Exercise requirements: Copy out all lines where "especially" appears.
━━ Information given ━━
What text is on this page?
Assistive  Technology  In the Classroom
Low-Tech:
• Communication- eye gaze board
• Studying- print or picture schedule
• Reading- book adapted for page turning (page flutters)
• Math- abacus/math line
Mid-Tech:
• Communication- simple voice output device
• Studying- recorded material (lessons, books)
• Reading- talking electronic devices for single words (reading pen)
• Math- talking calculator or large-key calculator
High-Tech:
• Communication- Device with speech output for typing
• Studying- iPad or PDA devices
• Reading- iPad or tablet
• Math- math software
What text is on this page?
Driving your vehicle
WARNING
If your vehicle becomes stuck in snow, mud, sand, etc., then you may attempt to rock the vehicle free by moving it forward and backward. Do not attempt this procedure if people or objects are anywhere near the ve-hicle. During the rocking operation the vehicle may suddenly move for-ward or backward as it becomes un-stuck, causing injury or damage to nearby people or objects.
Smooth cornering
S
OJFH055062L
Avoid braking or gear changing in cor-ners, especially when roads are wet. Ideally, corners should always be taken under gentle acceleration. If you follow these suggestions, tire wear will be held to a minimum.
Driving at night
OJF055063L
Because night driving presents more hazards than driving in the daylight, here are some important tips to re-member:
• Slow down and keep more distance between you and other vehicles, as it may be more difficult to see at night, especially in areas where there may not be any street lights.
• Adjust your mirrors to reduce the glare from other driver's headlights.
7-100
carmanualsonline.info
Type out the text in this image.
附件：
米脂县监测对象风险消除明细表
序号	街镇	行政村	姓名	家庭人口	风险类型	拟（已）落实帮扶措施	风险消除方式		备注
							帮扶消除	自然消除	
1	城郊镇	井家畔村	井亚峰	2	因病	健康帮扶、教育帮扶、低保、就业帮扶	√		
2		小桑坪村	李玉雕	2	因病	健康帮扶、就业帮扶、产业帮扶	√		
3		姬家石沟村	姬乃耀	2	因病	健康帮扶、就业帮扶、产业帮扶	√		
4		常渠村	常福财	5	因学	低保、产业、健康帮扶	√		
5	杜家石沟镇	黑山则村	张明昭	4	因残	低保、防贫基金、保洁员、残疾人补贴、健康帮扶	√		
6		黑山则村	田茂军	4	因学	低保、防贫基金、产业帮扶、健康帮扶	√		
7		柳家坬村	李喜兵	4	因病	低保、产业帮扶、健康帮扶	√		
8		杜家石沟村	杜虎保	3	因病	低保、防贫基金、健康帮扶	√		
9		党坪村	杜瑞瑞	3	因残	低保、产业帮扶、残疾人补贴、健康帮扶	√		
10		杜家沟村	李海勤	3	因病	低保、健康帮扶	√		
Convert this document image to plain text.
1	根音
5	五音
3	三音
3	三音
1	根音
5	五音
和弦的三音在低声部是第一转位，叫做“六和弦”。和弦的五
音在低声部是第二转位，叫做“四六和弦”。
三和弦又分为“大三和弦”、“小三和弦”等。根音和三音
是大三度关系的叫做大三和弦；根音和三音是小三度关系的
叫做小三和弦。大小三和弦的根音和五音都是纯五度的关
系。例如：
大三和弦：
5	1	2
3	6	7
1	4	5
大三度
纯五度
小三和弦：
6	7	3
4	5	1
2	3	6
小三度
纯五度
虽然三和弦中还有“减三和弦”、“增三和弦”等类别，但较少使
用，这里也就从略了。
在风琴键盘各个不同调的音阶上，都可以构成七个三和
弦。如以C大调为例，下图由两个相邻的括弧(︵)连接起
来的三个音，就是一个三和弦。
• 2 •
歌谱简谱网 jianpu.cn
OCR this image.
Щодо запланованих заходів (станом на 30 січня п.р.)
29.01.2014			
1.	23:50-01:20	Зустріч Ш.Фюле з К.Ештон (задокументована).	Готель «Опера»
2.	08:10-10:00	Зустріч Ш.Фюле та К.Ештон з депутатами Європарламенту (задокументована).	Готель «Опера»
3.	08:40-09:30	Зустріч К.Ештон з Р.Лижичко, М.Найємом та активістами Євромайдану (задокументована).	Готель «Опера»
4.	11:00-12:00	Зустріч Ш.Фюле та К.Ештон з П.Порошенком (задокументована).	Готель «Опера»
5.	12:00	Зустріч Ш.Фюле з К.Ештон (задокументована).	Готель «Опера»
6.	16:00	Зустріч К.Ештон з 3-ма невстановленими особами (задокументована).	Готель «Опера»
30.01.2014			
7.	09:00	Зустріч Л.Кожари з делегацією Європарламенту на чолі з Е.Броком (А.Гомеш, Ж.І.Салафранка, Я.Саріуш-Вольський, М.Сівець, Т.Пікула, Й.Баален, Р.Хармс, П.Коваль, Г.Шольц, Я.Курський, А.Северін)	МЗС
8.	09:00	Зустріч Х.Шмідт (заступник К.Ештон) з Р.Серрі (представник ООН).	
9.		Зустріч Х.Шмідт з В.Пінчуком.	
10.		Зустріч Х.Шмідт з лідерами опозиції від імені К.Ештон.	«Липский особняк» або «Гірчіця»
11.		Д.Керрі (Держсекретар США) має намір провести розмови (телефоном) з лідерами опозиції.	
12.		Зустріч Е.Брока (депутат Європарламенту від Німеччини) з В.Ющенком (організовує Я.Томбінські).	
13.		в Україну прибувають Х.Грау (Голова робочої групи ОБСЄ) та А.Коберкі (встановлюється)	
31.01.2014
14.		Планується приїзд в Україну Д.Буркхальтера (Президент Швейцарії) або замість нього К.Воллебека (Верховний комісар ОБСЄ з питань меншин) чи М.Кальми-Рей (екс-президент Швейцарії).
━━━
Answer to the exercise:
Avoid braking or gear changing in cor-ners, especially when roads are wet. Ideally, corners should always be taken under gentle acceleration. If you follow these suggestions, tire wear will be held to a minimum.
• Slow down and keep more distance between you and other vehicles, as it may be more difficult to see at night, especially in areas where there may not be any street lights.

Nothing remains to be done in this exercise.